-- start Information shown --

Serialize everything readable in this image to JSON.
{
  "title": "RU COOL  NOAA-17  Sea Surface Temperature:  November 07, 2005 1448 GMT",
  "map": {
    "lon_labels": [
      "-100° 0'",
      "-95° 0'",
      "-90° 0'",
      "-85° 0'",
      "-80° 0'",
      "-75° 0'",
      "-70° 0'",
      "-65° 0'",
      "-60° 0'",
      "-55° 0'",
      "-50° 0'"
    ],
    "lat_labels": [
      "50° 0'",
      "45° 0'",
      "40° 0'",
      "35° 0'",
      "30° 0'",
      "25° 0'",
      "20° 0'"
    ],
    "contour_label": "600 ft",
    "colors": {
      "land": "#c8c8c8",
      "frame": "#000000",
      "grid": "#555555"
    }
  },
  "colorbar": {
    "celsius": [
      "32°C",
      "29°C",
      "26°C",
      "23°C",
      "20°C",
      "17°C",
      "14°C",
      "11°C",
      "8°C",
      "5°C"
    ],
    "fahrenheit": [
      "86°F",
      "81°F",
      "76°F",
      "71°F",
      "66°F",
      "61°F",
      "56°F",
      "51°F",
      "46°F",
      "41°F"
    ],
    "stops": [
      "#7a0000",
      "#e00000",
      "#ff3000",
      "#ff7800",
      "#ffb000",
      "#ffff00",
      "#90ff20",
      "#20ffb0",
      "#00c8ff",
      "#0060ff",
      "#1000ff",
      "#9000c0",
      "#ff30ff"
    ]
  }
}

-- end Information shown --

Task brief
Word for word, restate all of the data shown above.

Correct answer
Serialize everything readable in this image to JSON.
{
  "title": "RU COOL  NOAA-17  Sea Surface Temperature:  November 07, 2005 1448 GMT",
  "map": {
    "lon_labels": [
      "-100° 0'",
      "-95° 0'",
      "-90° 0'",
      "-85° 0'",
      "-80° 0'",
      "-75° 0'",
      "-70° 0'",
      "-65° 0'",
      "-60° 0'",
      "-55° 0'",
      "-50° 0'"
    ],
    "lat_labels": [
      "50° 0'",
      "45° 0'",
      "40° 0'",
      "35° 0'",
      "30° 0'",
      "25° 0'",
      "20° 0'"
    ],
    "contour_label": "600 ft",
    "colors": {
      "land": "#c8c8c8",
      "frame": "#000000",
      "grid": "#555555"
    }
  },
  "colorbar": {
    "celsius": [
      "32°C",
      "29°C",
      "26°C",
      "23°C",
      "20°C",
      "17°C",
      "14°C",
      "11°C",
      "8°C",
      "5°C"
    ],
    "fahrenheit": [
      "86°F",
      "81°F",
      "76°F",
      "71°F",
      "66°F",
      "61°F",
      "56°F",
      "51°F",
      "46°F",
      "41°F"
    ],
    "stops": [
      "#7a0000",
      "#e00000",
      "#ff3000",
      "#ff7800",
      "#ffb000",
      "#ffff00",
      "#90ff20",
      "#20ffb0",
      "#00c8ff",
      "#0060ff",
      "#1000ff",
      "#9000c0",
      "#ff30ff"
    ]
  }
}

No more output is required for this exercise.